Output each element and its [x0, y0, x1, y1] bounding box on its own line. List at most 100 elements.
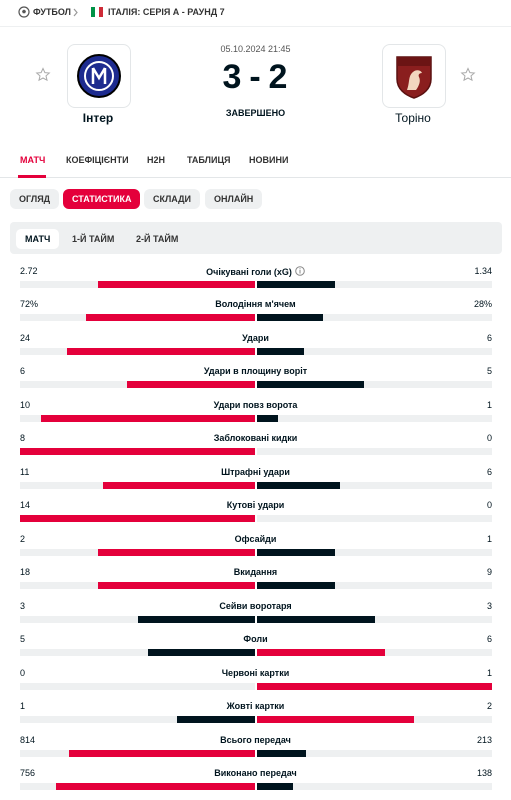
--
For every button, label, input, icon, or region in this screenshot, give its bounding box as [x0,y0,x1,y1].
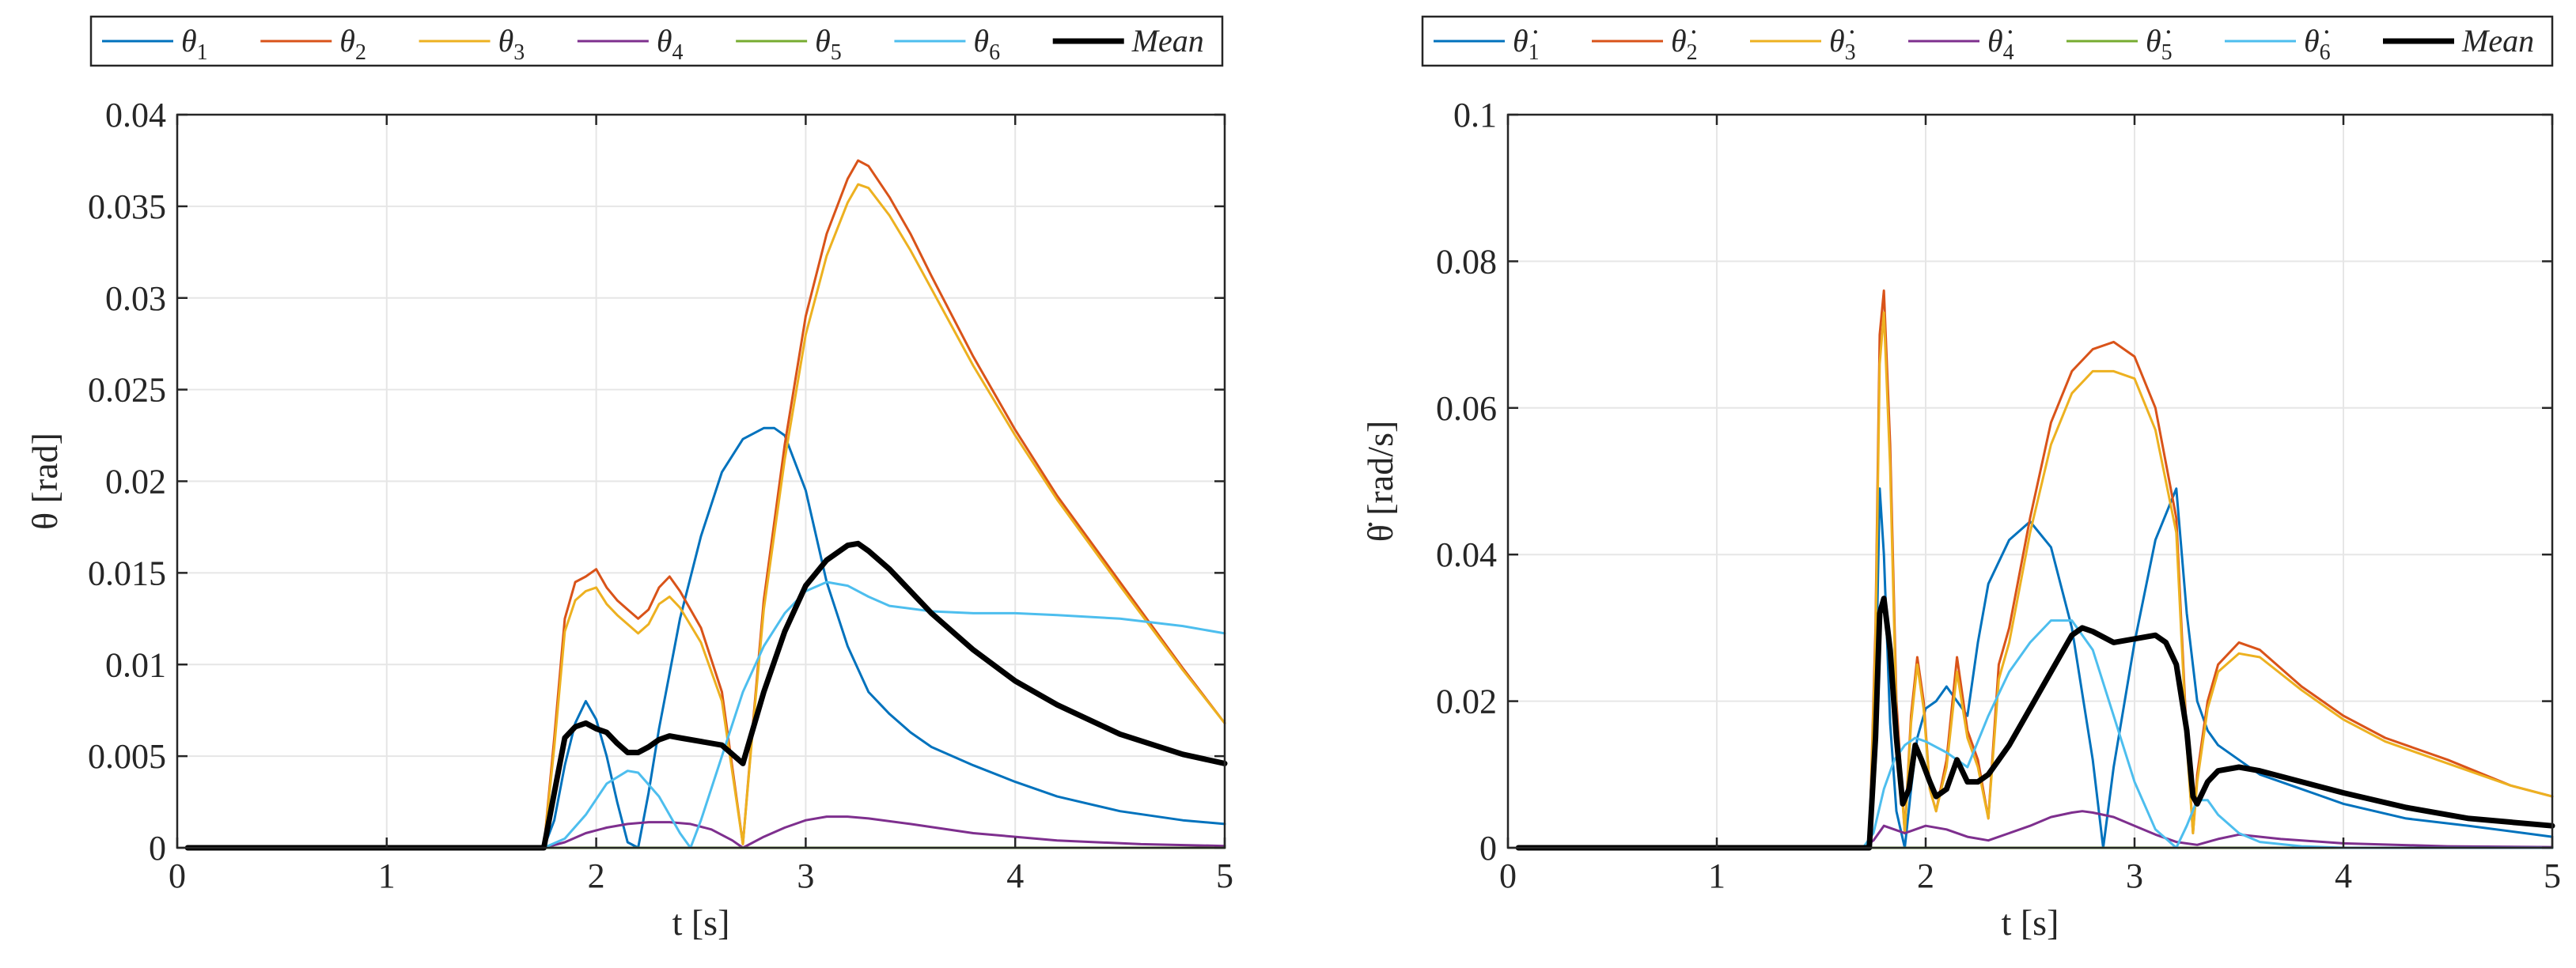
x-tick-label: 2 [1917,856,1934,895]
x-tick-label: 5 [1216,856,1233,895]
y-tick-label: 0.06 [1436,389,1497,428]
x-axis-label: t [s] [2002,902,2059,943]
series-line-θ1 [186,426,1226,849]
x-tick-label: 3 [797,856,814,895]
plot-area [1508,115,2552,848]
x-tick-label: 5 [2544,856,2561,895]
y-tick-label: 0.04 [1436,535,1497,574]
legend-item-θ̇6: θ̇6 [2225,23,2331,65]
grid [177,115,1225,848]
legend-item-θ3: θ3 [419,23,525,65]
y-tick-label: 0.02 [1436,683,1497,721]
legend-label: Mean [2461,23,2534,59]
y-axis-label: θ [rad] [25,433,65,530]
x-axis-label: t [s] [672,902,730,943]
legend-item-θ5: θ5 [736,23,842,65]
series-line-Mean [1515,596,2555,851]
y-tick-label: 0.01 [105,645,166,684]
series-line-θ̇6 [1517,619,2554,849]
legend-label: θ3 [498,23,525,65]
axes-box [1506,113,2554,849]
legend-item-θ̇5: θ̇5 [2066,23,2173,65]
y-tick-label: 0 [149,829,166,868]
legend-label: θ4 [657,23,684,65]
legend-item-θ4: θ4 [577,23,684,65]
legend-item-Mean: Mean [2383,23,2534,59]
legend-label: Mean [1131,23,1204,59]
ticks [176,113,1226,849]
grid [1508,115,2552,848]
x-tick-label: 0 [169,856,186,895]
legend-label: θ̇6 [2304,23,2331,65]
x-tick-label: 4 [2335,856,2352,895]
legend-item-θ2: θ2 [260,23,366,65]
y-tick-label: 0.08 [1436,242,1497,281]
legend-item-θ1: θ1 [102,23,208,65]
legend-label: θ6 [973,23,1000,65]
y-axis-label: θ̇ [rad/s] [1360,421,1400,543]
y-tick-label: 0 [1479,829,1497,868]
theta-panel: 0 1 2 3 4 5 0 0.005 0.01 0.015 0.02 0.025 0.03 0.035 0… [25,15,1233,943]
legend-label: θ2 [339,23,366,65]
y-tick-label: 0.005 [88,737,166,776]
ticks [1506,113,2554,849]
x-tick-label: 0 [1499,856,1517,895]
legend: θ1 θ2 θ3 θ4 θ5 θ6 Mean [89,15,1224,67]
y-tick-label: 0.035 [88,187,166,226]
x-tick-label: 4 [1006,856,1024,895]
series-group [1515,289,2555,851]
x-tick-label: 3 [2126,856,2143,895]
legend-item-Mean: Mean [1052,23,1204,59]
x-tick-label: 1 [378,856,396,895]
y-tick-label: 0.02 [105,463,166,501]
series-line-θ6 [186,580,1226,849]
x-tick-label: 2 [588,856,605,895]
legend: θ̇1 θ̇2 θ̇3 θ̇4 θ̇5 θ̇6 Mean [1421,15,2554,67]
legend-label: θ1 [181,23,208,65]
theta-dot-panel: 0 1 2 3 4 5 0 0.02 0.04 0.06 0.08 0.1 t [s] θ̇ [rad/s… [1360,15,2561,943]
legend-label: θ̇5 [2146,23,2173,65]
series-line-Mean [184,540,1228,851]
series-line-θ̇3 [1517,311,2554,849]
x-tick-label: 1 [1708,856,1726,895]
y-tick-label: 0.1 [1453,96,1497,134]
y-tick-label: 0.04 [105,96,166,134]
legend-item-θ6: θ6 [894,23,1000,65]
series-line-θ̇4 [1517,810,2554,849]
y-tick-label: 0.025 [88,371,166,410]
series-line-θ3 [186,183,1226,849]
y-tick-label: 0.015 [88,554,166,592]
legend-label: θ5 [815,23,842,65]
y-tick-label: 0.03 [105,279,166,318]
* * *
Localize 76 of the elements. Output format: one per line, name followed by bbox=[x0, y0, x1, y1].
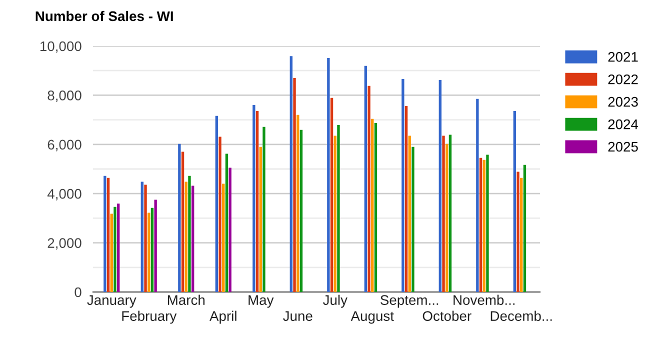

» TO DO
Edit the part of the rows that opens with the line containing "For every button, label, input, icon, or" and closes with the line containing "legend-item-Mean: Mean [1052,23,1204,59]". Swap every "x-tick-label" for "xtick-label", keep all else identical, and leave the picture lines out.

» WRITTEN RESPONSE
For every button, label, input, icon, or region in this screenshot, give its bounding box as [x0,y0,x1,y1].
xtick-label: 2 [1917,856,1934,895]
xtick-label: 5 [1216,856,1233,895]
y-tick-label: 0.06 [1436,389,1497,428]
x-axis-label: t [s] [2002,902,2059,943]
series-line-θ1 [186,426,1226,849]
xtick-label: 3 [797,856,814,895]
plot-area [1508,115,2552,848]
xtick-label: 5 [2544,856,2561,895]
y-tick-label: 0.04 [1436,535,1497,574]
legend-item-θ̇6: θ̇6 [2225,23,2331,65]
grid [177,115,1225,848]
legend-item-θ3: θ3 [419,23,525,65]
y-tick-label: 0.02 [1436,683,1497,721]
legend-label: Mean [2461,23,2534,59]
y-axis-label: θ [rad] [25,433,65,530]
x-axis-label: t [s] [672,902,730,943]
legend-item-θ5: θ5 [736,23,842,65]
series-line-Mean [1515,596,2555,851]
y-tick-label: 0.01 [105,645,166,684]
series-line-θ̇6 [1517,619,2554,849]
legend-label: θ3 [498,23,525,65]
axes-box [1506,113,2554,849]
legend-item-θ̇5: θ̇5 [2066,23,2173,65]
y-tick-label: 0 [149,829,166,868]
legend-label: θ4 [657,23,684,65]
legend-item-θ4: θ4 [577,23,684,65]
legend-item-Mean: Mean [2383,23,2534,59]
legend-label: Mean [1131,23,1204,59]
ticks [176,113,1226,849]
grid [1508,115,2552,848]
xtick-label: 0 [169,856,186,895]
legend-label: θ̇6 [2304,23,2331,65]
xtick-label: 4 [2335,856,2352,895]
legend-item-θ2: θ2 [260,23,366,65]
y-tick-label: 0.08 [1436,242,1497,281]
legend-item-θ1: θ1 [102,23,208,65]
legend-label: θ6 [973,23,1000,65]
y-axis-label: θ̇ [rad/s] [1360,421,1400,543]
y-tick-label: 0 [1479,829,1497,868]
theta-panel: 0 1 2 3 4 5 0 0.005 0.01 0.015 0.02 0.025 0.03 0.035 0… [25,15,1233,943]
legend-label: θ2 [339,23,366,65]
y-tick-label: 0.005 [88,737,166,776]
ticks [1506,113,2554,849]
xtick-label: 0 [1499,856,1517,895]
legend: θ1 θ2 θ3 θ4 θ5 θ6 Mean [89,15,1224,67]
y-tick-label: 0.035 [88,187,166,226]
xtick-label: 4 [1006,856,1024,895]
series-group [1515,289,2555,851]
xtick-label: 3 [2126,856,2143,895]
legend-item-Mean: Mean [1052,23,1204,59]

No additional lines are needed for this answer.